Make a tally of the lines in the records that include the string "thực", and give only that number.

[Data entries]:
==================================================
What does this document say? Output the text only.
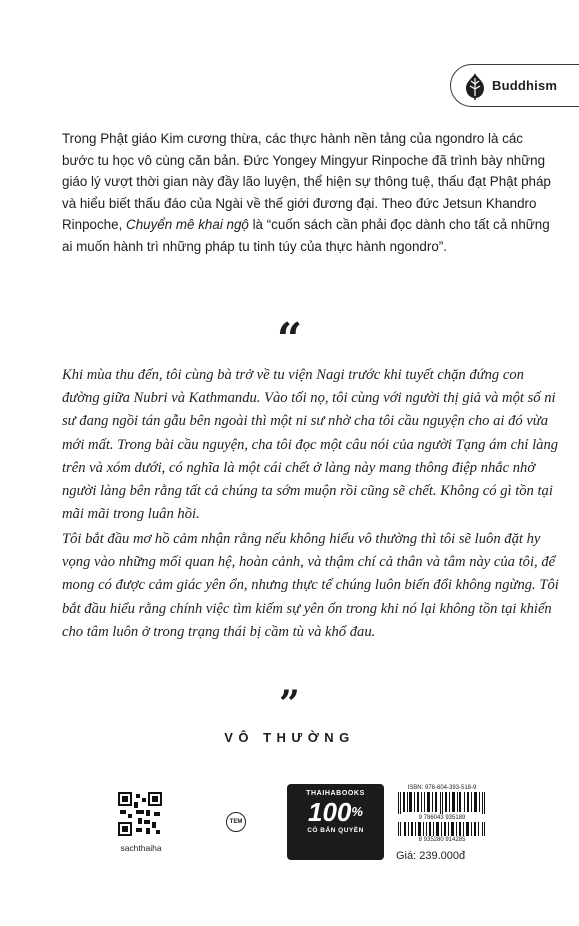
Buddhism

Trong Phật giáo Kim cương thừa, các thực hành nền tảng của ngondro là các bước tu học vô cùng căn bản. Đức Yongey Mingyur Rinpoche đã trình bày những giáo lý vượt thời gian này đầy lão luyện, thể hiện sự thông tuệ, thấu đạt Phật pháp và hiểu biết thấu đáo của Ngài về thế giới đương đại. Theo đức Jetsun Khandro Rinpoche, Chuyển mê khai ngộ là “cuốn sách cần phải đọc dành cho tất cả những ai muốn hành trì những pháp tu tinh túy của thực hành ngondro”.

“

Khi mùa thu đến, tôi cùng bà trở về tu viện Nagi trước khi tuyết chặn đứng con đường giữa Nubri và Kathmandu. Vào tối nọ, tôi cùng với người thị giả và một số ni sư đang ngồi tán gẫu bên ngoài thì một ni sư nhờ cha tôi cầu nguyện cho ai đó vừa mới mất. Trong bài cầu nguyện, cha tôi đọc một câu nói của người Tạng ám chỉ làng trên và xóm dưới, có nghĩa là một cái chết ở làng này mang thông điệp nhắc nhở người làng bên rằng tất cả chúng ta sớm muộn rồi cũng sẽ chết. Không có gì tồn tại mãi mãi trong luân hồi.

Tôi bắt đầu mơ hồ cảm nhận rằng nếu không hiểu vô thường thì tôi sẽ luôn đặt hy vọng vào những mối quan hệ, hoàn cảnh, và thậm chí cả thân và tâm này của tôi, để mong có được cảm giác yên ổn, nhưng thực tế chúng luôn biến đổi không ngừng. Tôi bắt đầu hiểu rằng chính việc tìm kiếm sự yên ổn trong khi nó lại không tồn tại khiến cho tâm luôn ở trong trạng thái bị cầm tù và khổ đau.

”
VÔ THƯỜNG
sachthaiha
TEM
THAIHABOOKS
100%
CÓ BẢN QUYỀN
ISBN: 978-604-393-518-9
9 786043 935189
8 935280 914285
Giá: 239.000đ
==================================================
[Output for this task]: 2